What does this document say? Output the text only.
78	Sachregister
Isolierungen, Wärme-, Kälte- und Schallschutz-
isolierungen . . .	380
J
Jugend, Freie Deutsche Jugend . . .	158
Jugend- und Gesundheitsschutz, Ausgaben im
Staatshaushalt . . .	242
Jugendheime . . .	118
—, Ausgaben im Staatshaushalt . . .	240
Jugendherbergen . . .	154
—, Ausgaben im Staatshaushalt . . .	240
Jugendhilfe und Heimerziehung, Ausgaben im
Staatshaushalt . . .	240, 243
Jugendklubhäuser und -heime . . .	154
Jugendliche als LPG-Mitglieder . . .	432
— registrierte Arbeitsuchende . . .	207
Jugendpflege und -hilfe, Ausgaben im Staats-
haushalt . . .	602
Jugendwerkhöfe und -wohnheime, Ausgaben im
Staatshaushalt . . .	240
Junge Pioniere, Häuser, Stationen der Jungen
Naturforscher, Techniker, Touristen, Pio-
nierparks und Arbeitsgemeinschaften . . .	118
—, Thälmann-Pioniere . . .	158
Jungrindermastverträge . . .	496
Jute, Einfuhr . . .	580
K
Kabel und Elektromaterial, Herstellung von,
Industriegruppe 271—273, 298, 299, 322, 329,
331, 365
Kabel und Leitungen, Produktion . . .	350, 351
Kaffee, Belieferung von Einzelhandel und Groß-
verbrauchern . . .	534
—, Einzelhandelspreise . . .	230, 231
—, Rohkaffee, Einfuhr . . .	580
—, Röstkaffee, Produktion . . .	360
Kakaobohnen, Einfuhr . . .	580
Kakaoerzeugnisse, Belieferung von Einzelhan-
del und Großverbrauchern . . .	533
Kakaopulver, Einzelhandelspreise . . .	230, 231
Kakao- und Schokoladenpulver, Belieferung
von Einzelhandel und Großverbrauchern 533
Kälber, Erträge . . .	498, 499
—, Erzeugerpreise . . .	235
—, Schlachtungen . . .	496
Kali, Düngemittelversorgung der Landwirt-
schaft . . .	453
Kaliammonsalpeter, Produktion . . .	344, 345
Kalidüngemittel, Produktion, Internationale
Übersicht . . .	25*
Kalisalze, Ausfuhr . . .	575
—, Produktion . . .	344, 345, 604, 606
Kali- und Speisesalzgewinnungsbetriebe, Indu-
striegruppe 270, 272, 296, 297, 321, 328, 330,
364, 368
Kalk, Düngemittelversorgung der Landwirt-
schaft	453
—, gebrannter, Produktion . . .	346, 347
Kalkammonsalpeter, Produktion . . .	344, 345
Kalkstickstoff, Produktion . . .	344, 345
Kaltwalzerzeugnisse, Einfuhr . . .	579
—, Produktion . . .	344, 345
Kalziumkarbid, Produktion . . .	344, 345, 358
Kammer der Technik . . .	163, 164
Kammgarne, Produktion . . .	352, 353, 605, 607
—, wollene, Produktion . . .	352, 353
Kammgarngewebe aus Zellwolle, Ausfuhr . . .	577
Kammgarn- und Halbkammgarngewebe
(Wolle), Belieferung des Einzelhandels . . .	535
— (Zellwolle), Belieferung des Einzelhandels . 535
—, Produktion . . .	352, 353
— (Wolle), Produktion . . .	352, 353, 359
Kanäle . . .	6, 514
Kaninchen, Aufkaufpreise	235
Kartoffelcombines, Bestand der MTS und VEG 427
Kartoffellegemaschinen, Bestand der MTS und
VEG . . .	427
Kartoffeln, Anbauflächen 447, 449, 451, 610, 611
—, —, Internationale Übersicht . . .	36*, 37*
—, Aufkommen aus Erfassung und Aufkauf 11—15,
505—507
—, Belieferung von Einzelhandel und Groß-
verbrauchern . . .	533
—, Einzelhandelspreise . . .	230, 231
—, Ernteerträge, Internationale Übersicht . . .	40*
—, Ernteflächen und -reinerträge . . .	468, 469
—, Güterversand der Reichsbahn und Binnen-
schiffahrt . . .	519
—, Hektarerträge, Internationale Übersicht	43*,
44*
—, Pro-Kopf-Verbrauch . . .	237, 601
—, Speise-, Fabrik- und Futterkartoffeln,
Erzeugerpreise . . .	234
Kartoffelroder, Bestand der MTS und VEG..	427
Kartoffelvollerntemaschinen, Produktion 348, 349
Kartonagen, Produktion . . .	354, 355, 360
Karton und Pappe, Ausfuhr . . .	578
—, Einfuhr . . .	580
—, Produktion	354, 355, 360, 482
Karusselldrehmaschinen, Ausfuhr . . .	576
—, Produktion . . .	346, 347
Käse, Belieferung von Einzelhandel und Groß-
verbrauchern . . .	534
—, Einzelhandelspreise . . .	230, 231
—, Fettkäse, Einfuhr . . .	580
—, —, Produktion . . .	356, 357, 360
————
▶ **YOUR TASK**
Restate the records, all of them, precisely as written.

▶ **TASK ANSWER**
What does this document say? Output the text only.
78	Sachregister
Isolierungen, Wärme-, Kälte- und Schallschutz-
isolierungen . . .	380
J
Jugend, Freie Deutsche Jugend . . .	158
Jugend- und Gesundheitsschutz, Ausgaben im
Staatshaushalt . . .	242
Jugendheime . . .	118
—, Ausgaben im Staatshaushalt . . .	240
Jugendherbergen . . .	154
—, Ausgaben im Staatshaushalt . . .	240
Jugendhilfe und Heimerziehung, Ausgaben im
Staatshaushalt . . .	240, 243
Jugendklubhäuser und -heime . . .	154
Jugendliche als LPG-Mitglieder . . .	432
— registrierte Arbeitsuchende . . .	207
Jugendpflege und -hilfe, Ausgaben im Staats-
haushalt . . .	602
Jugendwerkhöfe und -wohnheime, Ausgaben im
Staatshaushalt . . .	240
Junge Pioniere, Häuser, Stationen der Jungen
Naturforscher, Techniker, Touristen, Pio-
nierparks und Arbeitsgemeinschaften . . .	118
—, Thälmann-Pioniere . . .	158
Jungrindermastverträge . . .	496
Jute, Einfuhr . . .	580
K
Kabel und Elektromaterial, Herstellung von,
Industriegruppe 271—273, 298, 299, 322, 329,
331, 365
Kabel und Leitungen, Produktion . . .	350, 351
Kaffee, Belieferung von Einzelhandel und Groß-
verbrauchern . . .	534
—, Einzelhandelspreise . . .	230, 231
—, Rohkaffee, Einfuhr . . .	580
—, Röstkaffee, Produktion . . .	360
Kakaobohnen, Einfuhr . . .	580
Kakaoerzeugnisse, Belieferung von Einzelhan-
del und Großverbrauchern . . .	533
Kakaopulver, Einzelhandelspreise . . .	230, 231
Kakao- und Schokoladenpulver, Belieferung
von Einzelhandel und Großverbrauchern 533
Kälber, Erträge . . .	498, 499
—, Erzeugerpreise . . .	235
—, Schlachtungen . . .	496
Kali, Düngemittelversorgung der Landwirt-
schaft . . .	453
Kaliammonsalpeter, Produktion . . .	344, 345
Kalidüngemittel, Produktion, Internationale
Übersicht . . .	25*
Kalisalze, Ausfuhr . . .	575
—, Produktion . . .	344, 345, 604, 606
Kali- und Speisesalzgewinnungsbetriebe, Indu-
striegruppe 270, 272, 296, 297, 321, 328, 330,
364, 368
Kalk, Düngemittelversorgung der Landwirt-
schaft	453
—, gebrannter, Produktion . . .	346, 347
Kalkammonsalpeter, Produktion . . .	344, 345
Kalkstickstoff, Produktion . . .	344, 345
Kaltwalzerzeugnisse, Einfuhr . . .	579
—, Produktion . . .	344, 345
Kalziumkarbid, Produktion . . .	344, 345, 358
Kammer der Technik . . .	163, 164
Kammgarne, Produktion . . .	352, 353, 605, 607
—, wollene, Produktion . . .	352, 353
Kammgarngewebe aus Zellwolle, Ausfuhr . . .	577
Kammgarn- und Halbkammgarngewebe
(Wolle), Belieferung des Einzelhandels . . .	535
— (Zellwolle), Belieferung des Einzelhandels . 535
—, Produktion . . .	352, 353
— (Wolle), Produktion . . .	352, 353, 359
Kanäle . . .	6, 514
Kaninchen, Aufkaufpreise	235
Kartoffelcombines, Bestand der MTS und VEG 427
Kartoffellegemaschinen, Bestand der MTS und
VEG . . .	427
Kartoffeln, Anbauflächen 447, 449, 451, 610, 611
—, —, Internationale Übersicht . . .	36*, 37*
—, Aufkommen aus Erfassung und Aufkauf 11—15,
505—507
—, Belieferung von Einzelhandel und Groß-
verbrauchern . . .	533
—, Einzelhandelspreise . . .	230, 231
—, Ernteerträge, Internationale Übersicht . . .	40*
—, Ernteflächen und -reinerträge . . .	468, 469
—, Güterversand der Reichsbahn und Binnen-
schiffahrt . . .	519
—, Hektarerträge, Internationale Übersicht	43*,
44*
—, Pro-Kopf-Verbrauch . . .	237, 601
—, Speise-, Fabrik- und Futterkartoffeln,
Erzeugerpreise . . .	234
Kartoffelroder, Bestand der MTS und VEG..	427
Kartoffelvollerntemaschinen, Produktion 348, 349
Kartonagen, Produktion . . .	354, 355, 360
Karton und Pappe, Ausfuhr . . .	578
—, Einfuhr . . .	580
—, Produktion	354, 355, 360, 482
Karusselldrehmaschinen, Ausfuhr . . .	576
—, Produktion . . .	346, 347
Käse, Belieferung von Einzelhandel und Groß-
verbrauchern . . .	534
—, Einzelhandelspreise . . .	230, 231
—, Fettkäse, Einfuhr . . .	580
—, —, Produktion . . .	356, 357, 360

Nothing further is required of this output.